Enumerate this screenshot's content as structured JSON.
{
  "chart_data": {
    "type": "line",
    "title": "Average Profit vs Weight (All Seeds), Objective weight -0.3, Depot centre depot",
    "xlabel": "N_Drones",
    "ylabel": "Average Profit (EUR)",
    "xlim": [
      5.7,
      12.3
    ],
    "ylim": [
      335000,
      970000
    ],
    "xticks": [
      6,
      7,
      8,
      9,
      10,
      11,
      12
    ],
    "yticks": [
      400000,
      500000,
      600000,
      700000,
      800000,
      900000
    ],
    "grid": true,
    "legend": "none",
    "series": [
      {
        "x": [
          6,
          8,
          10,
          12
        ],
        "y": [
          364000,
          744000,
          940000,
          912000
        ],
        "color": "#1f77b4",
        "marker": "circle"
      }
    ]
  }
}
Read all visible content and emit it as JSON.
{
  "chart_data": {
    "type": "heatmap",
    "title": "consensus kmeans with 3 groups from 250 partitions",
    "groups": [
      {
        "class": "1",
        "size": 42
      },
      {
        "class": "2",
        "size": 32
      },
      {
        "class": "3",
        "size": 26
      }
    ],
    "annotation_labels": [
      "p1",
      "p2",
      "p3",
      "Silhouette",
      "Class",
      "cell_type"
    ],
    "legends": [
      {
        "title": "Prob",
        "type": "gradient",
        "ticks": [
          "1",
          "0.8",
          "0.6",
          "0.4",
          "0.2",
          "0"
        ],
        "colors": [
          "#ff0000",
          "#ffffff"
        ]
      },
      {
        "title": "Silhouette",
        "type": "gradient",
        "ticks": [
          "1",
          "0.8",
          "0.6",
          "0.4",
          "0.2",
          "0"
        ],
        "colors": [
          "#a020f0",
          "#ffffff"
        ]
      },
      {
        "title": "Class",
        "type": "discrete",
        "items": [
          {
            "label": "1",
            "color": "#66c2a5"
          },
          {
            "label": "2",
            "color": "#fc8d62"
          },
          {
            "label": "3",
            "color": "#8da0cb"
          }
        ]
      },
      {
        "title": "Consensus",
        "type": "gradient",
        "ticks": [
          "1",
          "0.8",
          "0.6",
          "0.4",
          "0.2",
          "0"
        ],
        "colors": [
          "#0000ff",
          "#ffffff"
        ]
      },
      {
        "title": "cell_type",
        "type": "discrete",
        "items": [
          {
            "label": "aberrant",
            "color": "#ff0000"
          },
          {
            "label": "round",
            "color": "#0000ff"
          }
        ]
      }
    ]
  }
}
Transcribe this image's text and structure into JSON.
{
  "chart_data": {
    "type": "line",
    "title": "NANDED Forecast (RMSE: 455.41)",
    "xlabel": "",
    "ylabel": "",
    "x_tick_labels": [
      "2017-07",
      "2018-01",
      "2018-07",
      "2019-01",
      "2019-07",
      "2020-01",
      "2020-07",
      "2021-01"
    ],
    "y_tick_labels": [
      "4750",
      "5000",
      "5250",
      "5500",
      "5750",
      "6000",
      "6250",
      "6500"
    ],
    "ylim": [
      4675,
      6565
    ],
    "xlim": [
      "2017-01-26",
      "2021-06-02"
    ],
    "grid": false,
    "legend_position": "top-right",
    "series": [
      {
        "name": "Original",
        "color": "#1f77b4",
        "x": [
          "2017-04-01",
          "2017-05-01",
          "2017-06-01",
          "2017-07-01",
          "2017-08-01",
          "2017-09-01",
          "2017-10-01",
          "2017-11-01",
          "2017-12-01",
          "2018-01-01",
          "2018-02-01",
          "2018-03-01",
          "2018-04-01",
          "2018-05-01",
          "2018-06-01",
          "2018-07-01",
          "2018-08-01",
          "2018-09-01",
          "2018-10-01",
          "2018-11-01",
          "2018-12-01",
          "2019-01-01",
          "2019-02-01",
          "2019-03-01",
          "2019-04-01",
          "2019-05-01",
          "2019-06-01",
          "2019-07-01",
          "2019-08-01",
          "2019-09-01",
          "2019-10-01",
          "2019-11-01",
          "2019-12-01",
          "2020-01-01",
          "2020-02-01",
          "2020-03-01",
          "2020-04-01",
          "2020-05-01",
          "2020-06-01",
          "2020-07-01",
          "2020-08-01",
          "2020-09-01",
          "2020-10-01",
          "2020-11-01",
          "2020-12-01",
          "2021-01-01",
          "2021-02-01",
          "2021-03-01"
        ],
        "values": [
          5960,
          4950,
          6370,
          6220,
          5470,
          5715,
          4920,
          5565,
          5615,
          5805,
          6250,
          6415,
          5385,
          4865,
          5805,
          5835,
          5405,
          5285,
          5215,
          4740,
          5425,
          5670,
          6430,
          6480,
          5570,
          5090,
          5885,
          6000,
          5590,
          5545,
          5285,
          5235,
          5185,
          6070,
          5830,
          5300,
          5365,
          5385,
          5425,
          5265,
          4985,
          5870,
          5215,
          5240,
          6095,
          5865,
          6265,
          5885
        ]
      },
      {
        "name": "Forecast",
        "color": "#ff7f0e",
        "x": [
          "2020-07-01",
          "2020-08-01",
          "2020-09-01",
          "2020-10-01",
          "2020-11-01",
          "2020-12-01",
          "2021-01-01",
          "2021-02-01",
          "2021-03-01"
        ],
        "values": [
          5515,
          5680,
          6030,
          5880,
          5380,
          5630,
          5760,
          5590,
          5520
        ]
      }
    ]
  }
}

========================================

#### [EXERCISE INSTRUCTIONS]
Copy the entries above exactly, leaving none out.

#### [TASK SOLUTION]
Enumerate this screenshot's content as structured JSON.
{
  "chart_data": {
    "type": "line",
    "title": "Average Profit vs Weight (All Seeds), Objective weight -0.3, Depot centre depot",
    "xlabel": "N_Drones",
    "ylabel": "Average Profit (EUR)",
    "xlim": [
      5.7,
      12.3
    ],
    "ylim": [
      335000,
      970000
    ],
    "xticks": [
      6,
      7,
      8,
      9,
      10,
      11,
      12
    ],
    "yticks": [
      400000,
      500000,
      600000,
      700000,
      800000,
      900000
    ],
    "grid": true,
    "legend": "none",
    "series": [
      {
        "x": [
          6,
          8,
          10,
          12
        ],
        "y": [
          364000,
          744000,
          940000,
          912000
        ],
        "color": "#1f77b4",
        "marker": "circle"
      }
    ]
  }
}
Read all visible content and emit it as JSON.
{
  "chart_data": {
    "type": "heatmap",
    "title": "consensus kmeans with 3 groups from 250 partitions",
    "groups": [
      {
        "class": "1",
        "size": 42
      },
      {
        "class": "2",
        "size": 32
      },
      {
        "class": "3",
        "size": 26
      }
    ],
    "annotation_labels": [
      "p1",
      "p2",
      "p3",
      "Silhouette",
      "Class",
      "cell_type"
    ],
    "legends": [
      {
        "title": "Prob",
        "type": "gradient",
        "ticks": [
          "1",
          "0.8",
          "0.6",
          "0.4",
          "0.2",
          "0"
        ],
        "colors": [
          "#ff0000",
          "#ffffff"
        ]
      },
      {
        "title": "Silhouette",
        "type": "gradient",
        "ticks": [
          "1",
          "0.8",
          "0.6",
          "0.4",
          "0.2",
          "0"
        ],
        "colors": [
          "#a020f0",
          "#ffffff"
        ]
      },
      {
        "title": "Class",
        "type": "discrete",
        "items": [
          {
            "label": "1",
            "color": "#66c2a5"
          },
          {
            "label": "2",
            "color": "#fc8d62"
          },
          {
            "label": "3",
            "color": "#8da0cb"
          }
        ]
      },
      {
        "title": "Consensus",
        "type": "gradient",
        "ticks": [
          "1",
          "0.8",
          "0.6",
          "0.4",
          "0.2",
          "0"
        ],
        "colors": [
          "#0000ff",
          "#ffffff"
        ]
      },
      {
        "title": "cell_type",
        "type": "discrete",
        "items": [
          {
            "label": "aberrant",
            "color": "#ff0000"
          },
          {
            "label": "round",
            "color": "#0000ff"
          }
        ]
      }
    ]
  }
}
Transcribe this image's text and structure into JSON.
{
  "chart_data": {
    "type": "line",
    "title": "NANDED Forecast (RMSE: 455.41)",
    "xlabel": "",
    "ylabel": "",
    "x_tick_labels": [
      "2017-07",
      "2018-01",
      "2018-07",
      "2019-01",
      "2019-07",
      "2020-01",
      "2020-07",
      "2021-01"
    ],
    "y_tick_labels": [
      "4750",
      "5000",
      "5250",
      "5500",
      "5750",
      "6000",
      "6250",
      "6500"
    ],
    "ylim": [
      4675,
      6565
    ],
    "xlim": [
      "2017-01-26",
      "2021-06-02"
    ],
    "grid": false,
    "legend_position": "top-right",
    "series": [
      {
        "name": "Original",
        "color": "#1f77b4",
        "x": [
          "2017-04-01",
          "2017-05-01",
          "2017-06-01",
          "2017-07-01",
          "2017-08-01",
          "2017-09-01",
          "2017-10-01",
          "2017-11-01",
          "2017-12-01",
          "2018-01-01",
          "2018-02-01",
          "2018-03-01",
          "2018-04-01",
          "2018-05-01",
          "2018-06-01",
          "2018-07-01",
          "2018-08-01",
          "2018-09-01",
          "2018-10-01",
          "2018-11-01",
          "2018-12-01",
          "2019-01-01",
          "2019-02-01",
          "2019-03-01",
          "2019-04-01",
          "2019-05-01",
          "2019-06-01",
          "2019-07-01",
          "2019-08-01",
          "2019-09-01",
          "2019-10-01",
          "2019-11-01",
          "2019-12-01",
          "2020-01-01",
          "2020-02-01",
          "2020-03-01",
          "2020-04-01",
          "2020-05-01",
          "2020-06-01",
          "2020-07-01",
          "2020-08-01",
          "2020-09-01",
          "2020-10-01",
          "2020-11-01",
          "2020-12-01",
          "2021-01-01",
          "2021-02-01",
          "2021-03-01"
        ],
        "values": [
          5960,
          4950,
          6370,
          6220,
          5470,
          5715,
          4920,
          5565,
          5615,
          5805,
          6250,
          6415,
          5385,
          4865,
          5805,
          5835,
          5405,
          5285,
          5215,
          4740,
          5425,
          5670,
          6430,
          6480,
          5570,
          5090,
          5885,
          6000,
          5590,
          5545,
          5285,
          5235,
          5185,
          6070,
          5830,
          5300,
          5365,
          5385,
          5425,
          5265,
          4985,
          5870,
          5215,
          5240,
          6095,
          5865,
          6265,
          5885
        ]
      },
      {
        "name": "Forecast",
        "color": "#ff7f0e",
        "x": [
          "2020-07-01",
          "2020-08-01",
          "2020-09-01",
          "2020-10-01",
          "2020-11-01",
          "2020-12-01",
          "2021-01-01",
          "2021-02-01",
          "2021-03-01"
        ],
        "values": [
          5515,
          5680,
          6030,
          5880,
          5380,
          5630,
          5760,
          5590,
          5520
        ]
      }
    ]
  }
}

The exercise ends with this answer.